— START EXTRACTED DATA —
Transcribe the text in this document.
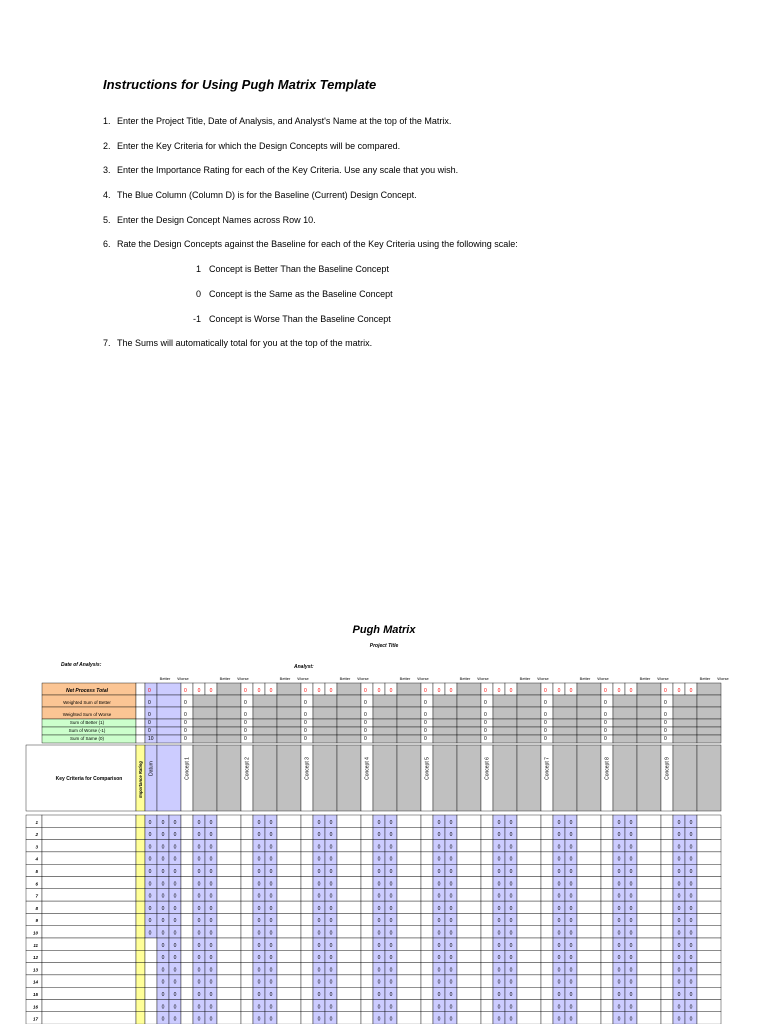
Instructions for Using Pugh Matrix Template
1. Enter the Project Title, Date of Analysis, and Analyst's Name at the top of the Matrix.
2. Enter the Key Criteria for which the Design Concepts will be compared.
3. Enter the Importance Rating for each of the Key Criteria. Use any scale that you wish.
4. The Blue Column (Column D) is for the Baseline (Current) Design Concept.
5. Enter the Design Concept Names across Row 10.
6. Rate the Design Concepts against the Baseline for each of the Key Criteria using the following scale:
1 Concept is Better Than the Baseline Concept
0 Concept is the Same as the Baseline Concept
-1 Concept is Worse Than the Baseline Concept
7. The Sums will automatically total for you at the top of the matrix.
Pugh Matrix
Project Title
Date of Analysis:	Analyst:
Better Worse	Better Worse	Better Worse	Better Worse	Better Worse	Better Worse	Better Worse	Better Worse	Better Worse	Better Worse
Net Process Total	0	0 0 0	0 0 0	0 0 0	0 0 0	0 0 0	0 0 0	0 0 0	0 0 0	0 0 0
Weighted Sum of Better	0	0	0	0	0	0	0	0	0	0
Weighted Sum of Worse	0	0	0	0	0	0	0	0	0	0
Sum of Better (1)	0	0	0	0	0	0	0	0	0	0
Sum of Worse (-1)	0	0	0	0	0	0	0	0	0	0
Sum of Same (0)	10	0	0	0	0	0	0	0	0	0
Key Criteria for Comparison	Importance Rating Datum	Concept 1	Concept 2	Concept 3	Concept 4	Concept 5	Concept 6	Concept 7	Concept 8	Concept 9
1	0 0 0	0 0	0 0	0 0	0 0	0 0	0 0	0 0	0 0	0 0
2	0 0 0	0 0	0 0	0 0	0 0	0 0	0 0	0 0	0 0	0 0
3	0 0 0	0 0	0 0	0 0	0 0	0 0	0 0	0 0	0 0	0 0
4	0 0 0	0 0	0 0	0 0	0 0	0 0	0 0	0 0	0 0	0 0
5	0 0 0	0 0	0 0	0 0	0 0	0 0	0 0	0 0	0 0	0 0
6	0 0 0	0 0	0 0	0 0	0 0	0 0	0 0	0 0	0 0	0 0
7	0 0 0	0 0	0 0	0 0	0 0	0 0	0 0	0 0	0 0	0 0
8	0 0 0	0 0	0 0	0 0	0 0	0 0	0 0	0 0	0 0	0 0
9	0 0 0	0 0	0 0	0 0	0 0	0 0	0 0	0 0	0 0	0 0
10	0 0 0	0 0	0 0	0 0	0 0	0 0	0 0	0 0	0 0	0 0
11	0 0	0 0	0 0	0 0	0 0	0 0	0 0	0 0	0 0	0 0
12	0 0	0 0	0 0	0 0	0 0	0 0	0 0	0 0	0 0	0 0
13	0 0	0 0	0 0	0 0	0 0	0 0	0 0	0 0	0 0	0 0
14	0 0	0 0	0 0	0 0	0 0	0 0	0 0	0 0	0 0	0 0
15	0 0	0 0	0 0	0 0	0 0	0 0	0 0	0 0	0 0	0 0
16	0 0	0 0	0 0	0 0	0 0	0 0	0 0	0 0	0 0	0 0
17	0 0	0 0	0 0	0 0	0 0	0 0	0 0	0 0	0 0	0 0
— END EXTRACTED DATA —
WHAT IS EXPECTED
Leave out the pictures and return every record word for word.

THE RESULT
Transcribe the text in this document.
Instructions for Using Pugh Matrix Template
1. Enter the Project Title, Date of Analysis, and Analyst's Name at the top of the Matrix.
2. Enter the Key Criteria for which the Design Concepts will be compared.
3. Enter the Importance Rating for each of the Key Criteria. Use any scale that you wish.
4. The Blue Column (Column D) is for the Baseline (Current) Design Concept.
5. Enter the Design Concept Names across Row 10.
6. Rate the Design Concepts against the Baseline for each of the Key Criteria using the following scale:
1 Concept is Better Than the Baseline Concept
0 Concept is the Same as the Baseline Concept
-1 Concept is Worse Than the Baseline Concept
7. The Sums will automatically total for you at the top of the matrix.
Pugh Matrix
Project Title
Date of Analysis:	Analyst:
Better Worse	Better Worse	Better Worse	Better Worse	Better Worse	Better Worse	Better Worse	Better Worse	Better Worse	Better Worse
Net Process Total	0	0 0 0	0 0 0	0 0 0	0 0 0	0 0 0	0 0 0	0 0 0	0 0 0	0 0 0
Weighted Sum of Better	0	0	0	0	0	0	0	0	0	0
Weighted Sum of Worse	0	0	0	0	0	0	0	0	0	0
Sum of Better (1)	0	0	0	0	0	0	0	0	0	0
Sum of Worse (-1)	0	0	0	0	0	0	0	0	0	0
Sum of Same (0)	10	0	0	0	0	0	0	0	0	0
Key Criteria for Comparison	Importance Rating Datum	Concept 1	Concept 2	Concept 3	Concept 4	Concept 5	Concept 6	Concept 7	Concept 8	Concept 9
1	0 0 0	0 0	0 0	0 0	0 0	0 0	0 0	0 0	0 0	0 0
2	0 0 0	0 0	0 0	0 0	0 0	0 0	0 0	0 0	0 0	0 0
3	0 0 0	0 0	0 0	0 0	0 0	0 0	0 0	0 0	0 0	0 0
4	0 0 0	0 0	0 0	0 0	0 0	0 0	0 0	0 0	0 0	0 0
5	0 0 0	0 0	0 0	0 0	0 0	0 0	0 0	0 0	0 0	0 0
6	0 0 0	0 0	0 0	0 0	0 0	0 0	0 0	0 0	0 0	0 0
7	0 0 0	0 0	0 0	0 0	0 0	0 0	0 0	0 0	0 0	0 0
8	0 0 0	0 0	0 0	0 0	0 0	0 0	0 0	0 0	0 0	0 0
9	0 0 0	0 0	0 0	0 0	0 0	0 0	0 0	0 0	0 0	0 0
10	0 0 0	0 0	0 0	0 0	0 0	0 0	0 0	0 0	0 0	0 0
11	0 0	0 0	0 0	0 0	0 0	0 0	0 0	0 0	0 0	0 0
12	0 0	0 0	0 0	0 0	0 0	0 0	0 0	0 0	0 0	0 0
13	0 0	0 0	0 0	0 0	0 0	0 0	0 0	0 0	0 0	0 0
14	0 0	0 0	0 0	0 0	0 0	0 0	0 0	0 0	0 0	0 0
15	0 0	0 0	0 0	0 0	0 0	0 0	0 0	0 0	0 0	0 0
16	0 0	0 0	0 0	0 0	0 0	0 0	0 0	0 0	0 0	0 0
17	0 0	0 0	0 0	0 0	0 0	0 0	0 0	0 0	0 0	0 0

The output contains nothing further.